>> START Provided information

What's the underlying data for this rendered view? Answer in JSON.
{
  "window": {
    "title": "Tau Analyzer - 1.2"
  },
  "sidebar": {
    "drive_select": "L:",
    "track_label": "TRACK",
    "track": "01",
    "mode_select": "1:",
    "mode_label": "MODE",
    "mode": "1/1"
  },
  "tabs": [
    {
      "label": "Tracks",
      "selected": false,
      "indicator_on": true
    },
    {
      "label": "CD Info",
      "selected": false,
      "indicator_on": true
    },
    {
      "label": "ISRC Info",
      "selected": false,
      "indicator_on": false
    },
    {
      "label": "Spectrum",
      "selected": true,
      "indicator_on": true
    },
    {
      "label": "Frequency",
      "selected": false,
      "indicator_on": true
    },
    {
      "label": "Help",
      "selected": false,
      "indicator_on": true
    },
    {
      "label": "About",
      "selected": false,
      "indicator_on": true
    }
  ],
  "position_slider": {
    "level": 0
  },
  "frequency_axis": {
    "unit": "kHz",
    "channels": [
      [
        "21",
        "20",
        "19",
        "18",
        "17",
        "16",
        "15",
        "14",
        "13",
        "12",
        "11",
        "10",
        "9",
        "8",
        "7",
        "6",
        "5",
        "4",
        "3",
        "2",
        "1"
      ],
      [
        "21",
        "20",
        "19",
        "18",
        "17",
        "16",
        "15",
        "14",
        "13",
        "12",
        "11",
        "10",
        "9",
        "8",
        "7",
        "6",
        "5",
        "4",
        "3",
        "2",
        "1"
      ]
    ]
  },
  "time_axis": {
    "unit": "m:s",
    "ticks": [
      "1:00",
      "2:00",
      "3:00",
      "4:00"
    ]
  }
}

>> END Provided information

Exercise: Repeat the records above exactly, leaving none out.

The completed task:
What's the underlying data for this rendered view? Answer in JSON.
{
  "window": {
    "title": "Tau Analyzer - 1.2"
  },
  "sidebar": {
    "drive_select": "L:",
    "track_label": "TRACK",
    "track": "01",
    "mode_select": "1:",
    "mode_label": "MODE",
    "mode": "1/1"
  },
  "tabs": [
    {
      "label": "Tracks",
      "selected": false,
      "indicator_on": true
    },
    {
      "label": "CD Info",
      "selected": false,
      "indicator_on": true
    },
    {
      "label": "ISRC Info",
      "selected": false,
      "indicator_on": false
    },
    {
      "label": "Spectrum",
      "selected": true,
      "indicator_on": true
    },
    {
      "label": "Frequency",
      "selected": false,
      "indicator_on": true
    },
    {
      "label": "Help",
      "selected": false,
      "indicator_on": true
    },
    {
      "label": "About",
      "selected": false,
      "indicator_on": true
    }
  ],
  "position_slider": {
    "level": 0
  },
  "frequency_axis": {
    "unit": "kHz",
    "channels": [
      [
        "21",
        "20",
        "19",
        "18",
        "17",
        "16",
        "15",
        "14",
        "13",
        "12",
        "11",
        "10",
        "9",
        "8",
        "7",
        "6",
        "5",
        "4",
        "3",
        "2",
        "1"
      ],
      [
        "21",
        "20",
        "19",
        "18",
        "17",
        "16",
        "15",
        "14",
        "13",
        "12",
        "11",
        "10",
        "9",
        "8",
        "7",
        "6",
        "5",
        "4",
        "3",
        "2",
        "1"
      ]
    ]
  },
  "time_axis": {
    "unit": "m:s",
    "ticks": [
      "1:00",
      "2:00",
      "3:00",
      "4:00"
    ]
  }
}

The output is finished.